GIVEN PROBLEM
Write the entries out again exactly as they stand, but without the pictures.

RAW DATA

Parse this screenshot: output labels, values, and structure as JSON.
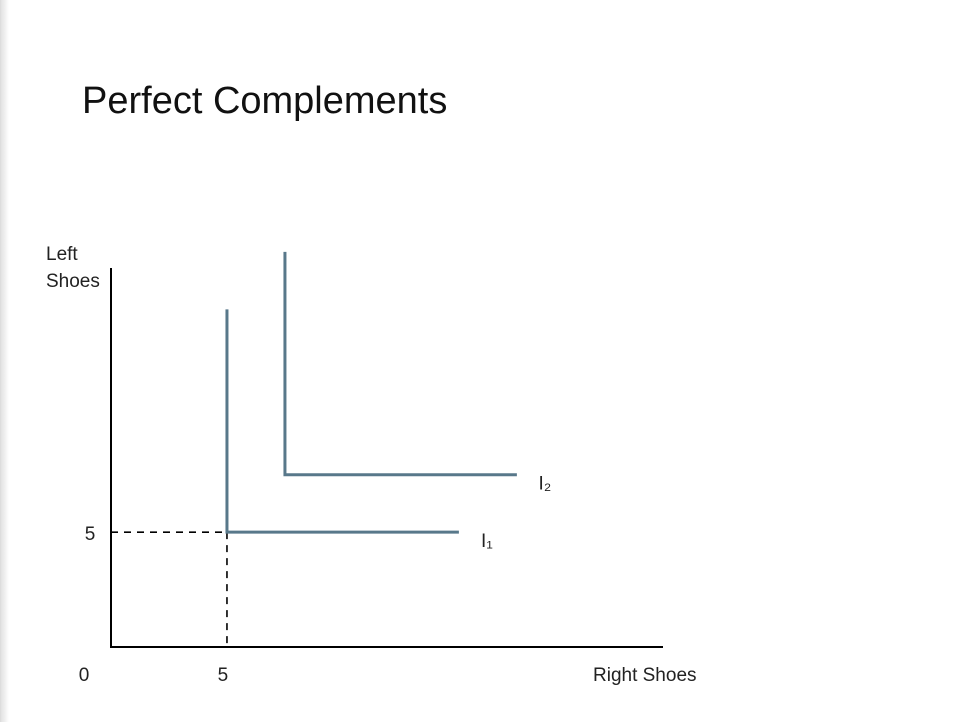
{
  "chart_data": {
    "type": "line",
    "title": "Perfect Complements",
    "x_label": "Right Shoes",
    "y_label": "Left Shoes",
    "series": [
      {
        "name": "I₁",
        "color": "#58788a",
        "x": [
          5,
          5,
          15
        ],
        "values": [
          14.7,
          5,
          5
        ]
      },
      {
        "name": "I₂",
        "color": "#58788a",
        "x": [
          7.5,
          7.5,
          17.5
        ],
        "values": [
          17.2,
          7.5,
          7.5
        ]
      }
    ],
    "xlim": [
      0,
      23.8
    ],
    "ylim": [
      0,
      16.5
    ],
    "xticks": [
      0,
      5
    ],
    "yticks": [
      5
    ],
    "dashed_guides": true,
    "grid": false
  }
}
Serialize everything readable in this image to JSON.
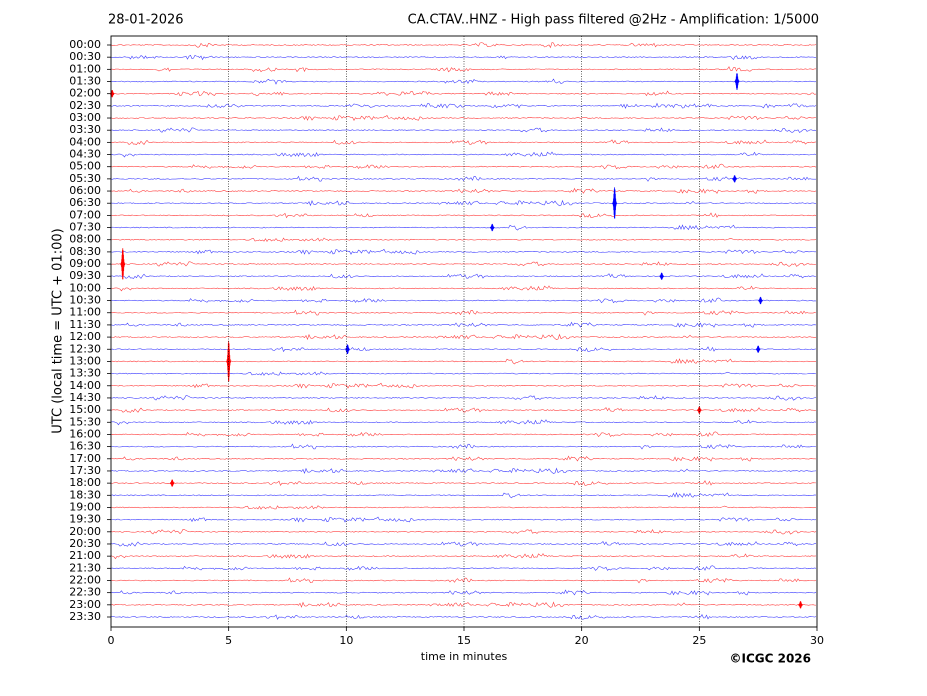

TASK RESULT
Parse this screenshot: output labels, values, and structure as JSON.
{
  "chart_data": {
    "type": "line",
    "title": "Perfect Complements",
    "x_label": "Right Shoes",
    "y_label": "Left Shoes",
    "series": [
      {
        "name": "I₁",
        "color": "#58788a",
        "x": [
          5,
          5,
          15
        ],
        "values": [
          14.7,
          5,
          5
        ]
      },
      {
        "name": "I₂",
        "color": "#58788a",
        "x": [
          7.5,
          7.5,
          17.5
        ],
        "values": [
          17.2,
          7.5,
          7.5
        ]
      }
    ],
    "xlim": [
      0,
      23.8
    ],
    "ylim": [
      0,
      16.5
    ],
    "xticks": [
      0,
      5
    ],
    "yticks": [
      5
    ],
    "dashed_guides": true,
    "grid": false
  }
}
Serialize everything readable in this image to JSON.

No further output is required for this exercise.